*Exercise*:
For every line in the data below that contains "span", copy the line.

*Collected data entries*:
+ + +

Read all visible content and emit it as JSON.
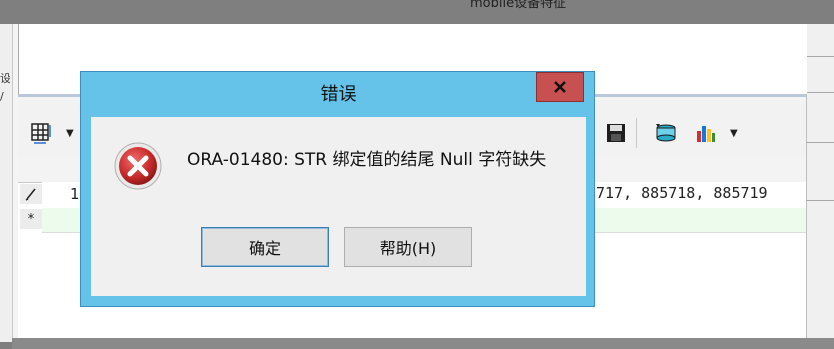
{
  "background_window": {
    "title_fragment": "mobile设备特征",
    "left_glyphs": [
      "设",
      "/"
    ],
    "grid": {
      "row_markers": [
        "pencil-icon",
        "*"
      ],
      "row_number": "1",
      "row1_text": "717, 885718, 885719"
    }
  },
  "dialog": {
    "title": "错误",
    "close_label": "x",
    "message": "ORA-01480: STR 绑定值的结尾 Null 字符缺失",
    "buttons": {
      "ok": "确定",
      "help": "帮助(H)"
    }
  },
  "colors": {
    "dialog_frame": "#65c3ea",
    "close_button": "#c75050",
    "error_icon": "#c62828",
    "new_row_highlight": "#ecfbec"
  }
}
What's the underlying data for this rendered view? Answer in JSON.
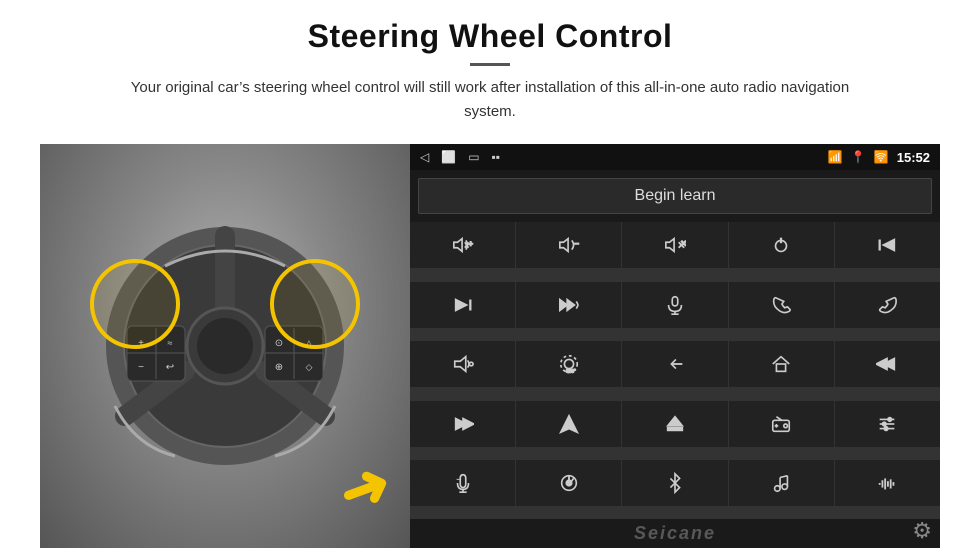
{
  "page": {
    "title": "Steering Wheel Control",
    "subtitle": "Your original car’s steering wheel control will still work after installation of this all-in-one auto radio navigation system.",
    "divider": true
  },
  "statusbar": {
    "time": "15:52",
    "icons": [
      "back-arrow",
      "home",
      "window",
      "signal"
    ]
  },
  "beginLearn": {
    "label": "Begin learn"
  },
  "controls": [
    {
      "icon": "vol-up",
      "unicode": "🔊+"
    },
    {
      "icon": "vol-down",
      "unicode": "🔉-"
    },
    {
      "icon": "mute",
      "unicode": "🔇"
    },
    {
      "icon": "power",
      "unicode": "⏻"
    },
    {
      "icon": "prev-track",
      "unicode": "⏮"
    },
    {
      "icon": "next-track",
      "unicode": "⏭"
    },
    {
      "icon": "ff-skip",
      "unicode": "⏭✕"
    },
    {
      "icon": "mic",
      "unicode": "🎤"
    },
    {
      "icon": "phone",
      "unicode": "📞"
    },
    {
      "icon": "hang-up",
      "unicode": "📵"
    },
    {
      "icon": "horn",
      "unicode": "📢"
    },
    {
      "icon": "camera360",
      "unicode": "📷"
    },
    {
      "icon": "back",
      "unicode": "↩"
    },
    {
      "icon": "home2",
      "unicode": "⌂"
    },
    {
      "icon": "skip-back",
      "unicode": "⏮"
    },
    {
      "icon": "fast-fwd",
      "unicode": "⏭"
    },
    {
      "icon": "navigate",
      "unicode": "🔱"
    },
    {
      "icon": "eject",
      "unicode": "⏏"
    },
    {
      "icon": "radio",
      "unicode": "📻"
    },
    {
      "icon": "equalizer",
      "unicode": "🎛"
    },
    {
      "icon": "mic2",
      "unicode": "🎙"
    },
    {
      "icon": "settings-dial",
      "unicode": "⚙"
    },
    {
      "icon": "bluetooth",
      "unicode": "🅱"
    },
    {
      "icon": "music",
      "unicode": "🎵"
    },
    {
      "icon": "soundwave",
      "unicode": "📶"
    }
  ],
  "watermark": {
    "text": "Seicane"
  },
  "colors": {
    "background": "#1a1a1a",
    "cellBg": "#222",
    "accent": "#f5c400",
    "iconColor": "#cccccc"
  }
}
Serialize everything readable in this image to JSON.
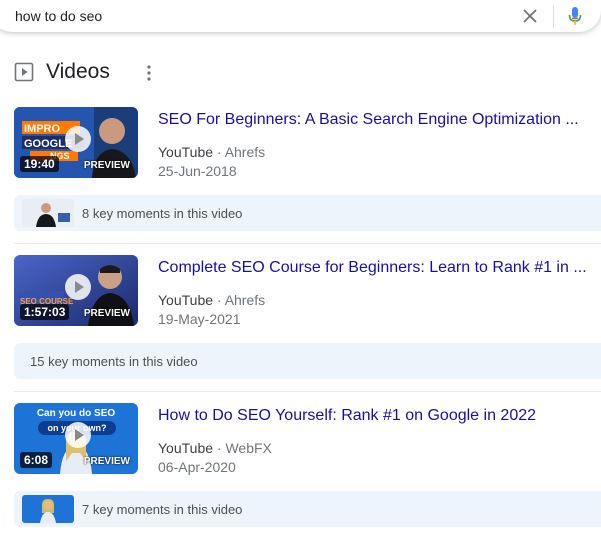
{
  "search": {
    "query": "how to do seo"
  },
  "section": {
    "title": "Videos"
  },
  "results": [
    {
      "title": "SEO For Beginners: A Basic Search Engine Optimization ...",
      "source": "YouTube",
      "channel": "Ahrefs",
      "date": "25-Jun-2018",
      "duration": "19:40",
      "preview_label": "PREVIEW",
      "thumb_text": [
        "IMPRO",
        "GOOGLE",
        "NGS"
      ],
      "thumb_colors": {
        "bg": "#1b3d7a",
        "accent": "#ff7a00"
      },
      "moments": "8 key moments in this video"
    },
    {
      "title": "Complete SEO Course for Beginners: Learn to Rank #1 in ...",
      "source": "YouTube",
      "channel": "Ahrefs",
      "date": "19-May-2021",
      "duration": "1:57:03",
      "preview_label": "PREVIEW",
      "thumb_text": [
        "SEO COURSE"
      ],
      "thumb_colors": {
        "bg": "#2a3d8f",
        "accent": "#ff7a00"
      },
      "moments": "15 key moments in this video"
    },
    {
      "title": "How to Do SEO Yourself: Rank #1 on Google in 2022",
      "source": "YouTube",
      "channel": "WebFX",
      "date": "06-Apr-2020",
      "duration": "6:08",
      "preview_label": "PREVIEW",
      "thumb_text": [
        "Can you do SEO",
        "on your own?"
      ],
      "thumb_colors": {
        "bg": "#1e73d6",
        "accent": "#0b3d91"
      },
      "moments": "7 key moments in this video"
    }
  ],
  "colors": {
    "link": "#1a0dab",
    "moments_bg": "#eef4fb",
    "mic_blue": "#4285f4"
  }
}
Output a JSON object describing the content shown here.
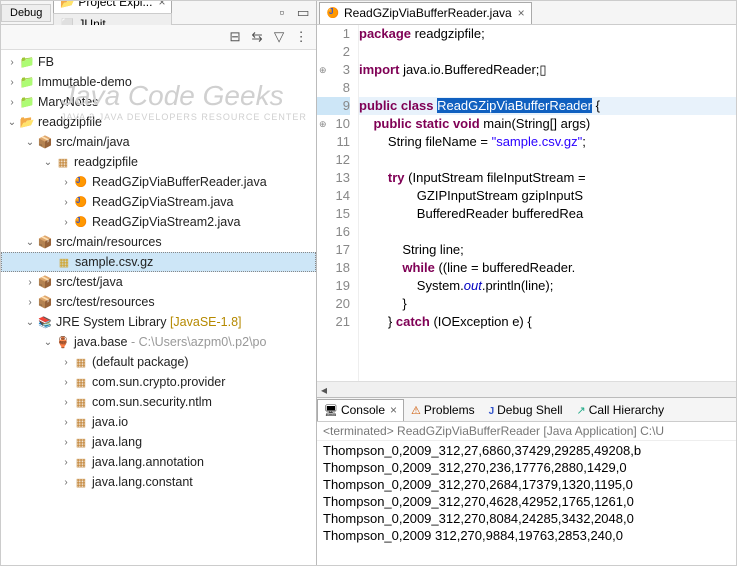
{
  "perspective": "Debug",
  "left": {
    "tabs": [
      {
        "label": "Project Expl...",
        "icon": "ico-proj-open",
        "active": true
      },
      {
        "label": "JUnit",
        "icon": "ico-junit",
        "active": false
      }
    ],
    "watermark": {
      "line1": "Java Code Geeks",
      "line2": "JAVA 2 JAVA DEVELOPERS RESOURCE CENTER"
    },
    "tree": [
      {
        "depth": 0,
        "twisty": ">",
        "icon": "ico-proj-closed",
        "label": "FB"
      },
      {
        "depth": 0,
        "twisty": ">",
        "icon": "ico-proj-closed",
        "label": "Immutable-demo"
      },
      {
        "depth": 0,
        "twisty": ">",
        "icon": "ico-proj-closed",
        "label": "MaryNotes"
      },
      {
        "depth": 0,
        "twisty": "v",
        "icon": "ico-proj-open",
        "label": "readgzipfile"
      },
      {
        "depth": 1,
        "twisty": "v",
        "icon": "ico-pkgroot",
        "label": "src/main/java"
      },
      {
        "depth": 2,
        "twisty": "v",
        "icon": "ico-pkg",
        "label": "readgzipfile"
      },
      {
        "depth": 3,
        "twisty": ">",
        "icon": "ico-java",
        "label": "ReadGZipViaBufferReader.java"
      },
      {
        "depth": 3,
        "twisty": ">",
        "icon": "ico-java",
        "label": "ReadGZipViaStream.java"
      },
      {
        "depth": 3,
        "twisty": ">",
        "icon": "ico-java",
        "label": "ReadGZipViaStream2.java"
      },
      {
        "depth": 1,
        "twisty": "v",
        "icon": "ico-pkgroot",
        "label": "src/main/resources"
      },
      {
        "depth": 2,
        "twisty": "",
        "icon": "ico-file",
        "label": "sample.csv.gz",
        "selected": true
      },
      {
        "depth": 1,
        "twisty": ">",
        "icon": "ico-pkgroot",
        "label": "src/test/java"
      },
      {
        "depth": 1,
        "twisty": ">",
        "icon": "ico-pkgroot",
        "label": "src/test/resources"
      },
      {
        "depth": 1,
        "twisty": "v",
        "icon": "ico-lib",
        "label": "JRE System Library",
        "libver": "[JavaSE-1.8]"
      },
      {
        "depth": 2,
        "twisty": "v",
        "icon": "ico-jar",
        "label": "java.base",
        "muted": " - C:\\Users\\azpm0\\.p2\\po"
      },
      {
        "depth": 3,
        "twisty": ">",
        "icon": "ico-pkg",
        "label": "(default package)"
      },
      {
        "depth": 3,
        "twisty": ">",
        "icon": "ico-pkg",
        "label": "com.sun.crypto.provider"
      },
      {
        "depth": 3,
        "twisty": ">",
        "icon": "ico-pkg",
        "label": "com.sun.security.ntlm"
      },
      {
        "depth": 3,
        "twisty": ">",
        "icon": "ico-pkg",
        "label": "java.io"
      },
      {
        "depth": 3,
        "twisty": ">",
        "icon": "ico-pkg",
        "label": "java.lang"
      },
      {
        "depth": 3,
        "twisty": ">",
        "icon": "ico-pkg",
        "label": "java.lang.annotation"
      },
      {
        "depth": 3,
        "twisty": ">",
        "icon": "ico-pkg",
        "label": "java.lang.constant"
      }
    ]
  },
  "editor": {
    "tab": {
      "label": "ReadGZipViaBufferReader.java",
      "icon": "ico-java"
    },
    "gutter": [
      "1",
      "2",
      "3",
      "8",
      "9",
      "10",
      "11",
      "12",
      "13",
      "14",
      "15",
      "16",
      "17",
      "18",
      "19",
      "20",
      "21"
    ],
    "fold_lines": [
      2,
      5
    ],
    "current_line_idx": 4,
    "lines": [
      "<span class='kw'>package</span> readgzipfile;",
      "",
      "<span class='kw'>import</span> java.io.BufferedReader;▯",
      "",
      "<span class='kw'>public</span> <span class='kw'>class</span> <span class='sel'>ReadGZipViaBufferReader</span> {",
      "    <span class='kw'>public</span> <span class='kw'>static</span> <span class='kw'>void</span> main(String[] args)",
      "        String fileName = <span class='str'>\"sample.csv.gz\"</span>;",
      "",
      "        <span class='kw'>try</span> (InputStream fileInputStream =",
      "                GZIPInputStream gzipInputS",
      "                BufferedReader bufferedRea",
      "",
      "            String line;",
      "            <span class='kw'>while</span> ((line = bufferedReader.",
      "                System.<span class='fld'>out</span>.println(line);",
      "            }",
      "        } <span class='kw'>catch</span> (IOException e) {"
    ]
  },
  "bottom": {
    "tabs": [
      {
        "label": "Console",
        "icon": "ico-console",
        "active": true,
        "closable": true
      },
      {
        "label": "Problems",
        "icon": "ico-problems"
      },
      {
        "label": "Debug Shell",
        "icon": "ico-debugshell"
      },
      {
        "label": "Call Hierarchy",
        "icon": "ico-callh"
      }
    ],
    "status": "<terminated> ReadGZipViaBufferReader [Java Application] C:\\U",
    "output": [
      "Thompson_0,2009_312,27,6860,37429,29285,49208,b",
      "Thompson_0,2009_312,270,236,17776,2880,1429,0",
      "Thompson_0,2009_312,270,2684,17379,1320,1195,0",
      "Thompson_0,2009_312,270,4628,42952,1765,1261,0",
      "Thompson_0,2009_312,270,8084,24285,3432,2048,0",
      "Thompson_0,2009 312,270,9884,19763,2853,240,0"
    ]
  }
}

+ + +

*Written solution*:
      "<span class='kw'>package</span> readgzipfile;",
      "<span class='kw'>import</span> java.io.BufferedReader;▯",
      "<span class='kw'>public</span> <span class='kw'>class</span> <span class='sel'>ReadGZipViaBufferReader</span> {",
      "    <span class='kw'>public</span> <span class='kw'>static</span> <span class='kw'>void</span> main(String[] args)",
      "        String fileName = <span class='str'>\"sample.csv.gz\"</span>;",
      "        <span class='kw'>try</span> (InputStream fileInputStream =",
      "            <span class='kw'>while</span> ((line = bufferedReader.",
      "                System.<span class='fld'>out</span>.println(line);",
      "        } <span class='kw'>catch</span> (IOException e) {"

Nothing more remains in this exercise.